> **Short task**
Copy each line of the records that contains the word "screenshot".

## Begin

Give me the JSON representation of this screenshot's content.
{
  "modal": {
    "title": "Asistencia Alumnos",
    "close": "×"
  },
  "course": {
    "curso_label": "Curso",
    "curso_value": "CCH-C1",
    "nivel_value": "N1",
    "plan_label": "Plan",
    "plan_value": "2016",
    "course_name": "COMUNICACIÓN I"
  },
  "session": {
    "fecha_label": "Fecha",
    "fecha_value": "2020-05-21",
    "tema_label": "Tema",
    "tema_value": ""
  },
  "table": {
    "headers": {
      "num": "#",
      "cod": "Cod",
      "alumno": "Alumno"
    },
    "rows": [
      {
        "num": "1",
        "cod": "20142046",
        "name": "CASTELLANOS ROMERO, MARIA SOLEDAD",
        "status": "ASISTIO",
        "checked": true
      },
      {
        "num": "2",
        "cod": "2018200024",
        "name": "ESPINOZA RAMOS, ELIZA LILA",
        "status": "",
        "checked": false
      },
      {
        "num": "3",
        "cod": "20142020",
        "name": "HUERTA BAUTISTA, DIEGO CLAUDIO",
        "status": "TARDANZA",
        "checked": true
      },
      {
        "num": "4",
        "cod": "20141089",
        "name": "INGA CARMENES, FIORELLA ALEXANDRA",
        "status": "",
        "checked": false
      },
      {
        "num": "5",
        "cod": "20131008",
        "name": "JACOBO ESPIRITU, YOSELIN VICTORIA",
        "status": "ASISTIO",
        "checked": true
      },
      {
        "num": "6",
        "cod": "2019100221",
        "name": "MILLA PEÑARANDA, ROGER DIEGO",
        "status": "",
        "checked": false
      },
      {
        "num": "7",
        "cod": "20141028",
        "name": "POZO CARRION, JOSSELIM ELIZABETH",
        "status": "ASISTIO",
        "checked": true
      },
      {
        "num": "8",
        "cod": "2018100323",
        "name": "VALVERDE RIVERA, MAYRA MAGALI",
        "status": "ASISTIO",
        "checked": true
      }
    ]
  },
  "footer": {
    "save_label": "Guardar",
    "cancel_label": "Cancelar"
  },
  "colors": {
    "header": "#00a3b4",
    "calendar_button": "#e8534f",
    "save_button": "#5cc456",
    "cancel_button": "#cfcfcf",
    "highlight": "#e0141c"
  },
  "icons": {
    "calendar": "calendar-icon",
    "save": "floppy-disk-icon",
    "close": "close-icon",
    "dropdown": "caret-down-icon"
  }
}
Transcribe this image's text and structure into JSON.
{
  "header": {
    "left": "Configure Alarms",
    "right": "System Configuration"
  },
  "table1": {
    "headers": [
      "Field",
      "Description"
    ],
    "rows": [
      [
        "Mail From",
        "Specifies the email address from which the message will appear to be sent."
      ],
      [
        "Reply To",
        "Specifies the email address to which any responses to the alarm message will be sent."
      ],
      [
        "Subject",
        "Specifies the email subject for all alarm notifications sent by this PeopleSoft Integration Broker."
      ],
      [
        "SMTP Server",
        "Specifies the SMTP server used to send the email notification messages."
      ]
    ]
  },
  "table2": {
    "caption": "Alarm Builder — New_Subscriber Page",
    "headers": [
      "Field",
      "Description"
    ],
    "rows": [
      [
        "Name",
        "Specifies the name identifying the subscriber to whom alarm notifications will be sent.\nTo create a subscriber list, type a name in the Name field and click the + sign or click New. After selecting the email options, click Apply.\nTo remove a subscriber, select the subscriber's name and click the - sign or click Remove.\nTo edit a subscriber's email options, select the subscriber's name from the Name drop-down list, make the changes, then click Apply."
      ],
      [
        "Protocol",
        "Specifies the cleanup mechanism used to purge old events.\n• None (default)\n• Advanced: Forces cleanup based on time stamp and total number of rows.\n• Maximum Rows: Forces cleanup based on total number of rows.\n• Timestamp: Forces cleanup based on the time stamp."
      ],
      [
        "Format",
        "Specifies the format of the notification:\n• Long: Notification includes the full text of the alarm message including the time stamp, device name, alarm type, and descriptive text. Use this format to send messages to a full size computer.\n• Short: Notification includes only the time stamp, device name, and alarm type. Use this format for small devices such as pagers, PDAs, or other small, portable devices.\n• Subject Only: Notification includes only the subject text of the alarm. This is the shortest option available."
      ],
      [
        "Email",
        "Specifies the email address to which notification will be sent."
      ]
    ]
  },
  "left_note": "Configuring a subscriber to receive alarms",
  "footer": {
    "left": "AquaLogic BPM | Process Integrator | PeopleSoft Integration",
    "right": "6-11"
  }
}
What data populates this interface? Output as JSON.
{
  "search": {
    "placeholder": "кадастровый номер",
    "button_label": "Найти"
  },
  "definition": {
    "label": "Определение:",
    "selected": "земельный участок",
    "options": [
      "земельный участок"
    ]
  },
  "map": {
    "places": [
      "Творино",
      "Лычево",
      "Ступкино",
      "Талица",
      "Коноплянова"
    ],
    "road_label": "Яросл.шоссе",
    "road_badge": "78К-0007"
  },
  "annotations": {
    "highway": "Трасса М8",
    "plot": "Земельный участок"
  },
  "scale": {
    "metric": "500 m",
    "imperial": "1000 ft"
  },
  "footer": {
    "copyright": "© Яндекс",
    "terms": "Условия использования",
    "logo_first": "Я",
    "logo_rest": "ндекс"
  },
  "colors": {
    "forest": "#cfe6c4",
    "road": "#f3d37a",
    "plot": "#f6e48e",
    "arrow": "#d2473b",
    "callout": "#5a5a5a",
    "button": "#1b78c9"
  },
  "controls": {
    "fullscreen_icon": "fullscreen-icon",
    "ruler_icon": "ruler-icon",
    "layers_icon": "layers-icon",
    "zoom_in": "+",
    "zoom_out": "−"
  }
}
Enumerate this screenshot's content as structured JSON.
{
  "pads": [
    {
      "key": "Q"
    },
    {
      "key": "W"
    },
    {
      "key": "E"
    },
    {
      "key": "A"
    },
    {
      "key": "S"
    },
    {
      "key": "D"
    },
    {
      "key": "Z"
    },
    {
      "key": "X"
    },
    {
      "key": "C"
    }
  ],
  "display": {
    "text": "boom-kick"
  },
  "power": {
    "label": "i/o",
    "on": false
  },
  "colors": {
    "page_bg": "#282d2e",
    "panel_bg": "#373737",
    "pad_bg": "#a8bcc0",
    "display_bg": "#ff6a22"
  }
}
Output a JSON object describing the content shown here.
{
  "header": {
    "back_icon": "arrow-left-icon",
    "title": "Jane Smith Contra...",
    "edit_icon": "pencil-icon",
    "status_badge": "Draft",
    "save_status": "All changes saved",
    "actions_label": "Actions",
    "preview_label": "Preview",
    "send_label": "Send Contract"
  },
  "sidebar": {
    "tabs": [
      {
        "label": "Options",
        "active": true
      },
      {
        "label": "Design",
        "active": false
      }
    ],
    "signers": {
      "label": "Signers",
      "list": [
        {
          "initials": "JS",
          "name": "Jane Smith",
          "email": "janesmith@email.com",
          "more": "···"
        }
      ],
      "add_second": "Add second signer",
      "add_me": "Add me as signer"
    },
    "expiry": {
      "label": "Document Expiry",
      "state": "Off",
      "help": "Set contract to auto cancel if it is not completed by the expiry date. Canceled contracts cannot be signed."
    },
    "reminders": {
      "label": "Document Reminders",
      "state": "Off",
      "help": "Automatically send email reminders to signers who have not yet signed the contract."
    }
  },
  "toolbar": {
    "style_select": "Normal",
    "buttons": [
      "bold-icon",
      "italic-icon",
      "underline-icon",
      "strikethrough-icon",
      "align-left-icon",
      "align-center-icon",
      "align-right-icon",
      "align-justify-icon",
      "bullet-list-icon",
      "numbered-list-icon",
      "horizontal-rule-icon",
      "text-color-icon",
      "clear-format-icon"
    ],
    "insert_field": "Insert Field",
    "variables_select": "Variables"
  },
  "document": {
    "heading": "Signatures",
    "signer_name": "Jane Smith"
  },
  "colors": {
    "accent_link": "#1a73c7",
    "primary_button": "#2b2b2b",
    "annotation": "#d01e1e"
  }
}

## End

> **Completed exercise**
Give me the JSON representation of this screenshot's content.
Enumerate this screenshot's content as structured JSON.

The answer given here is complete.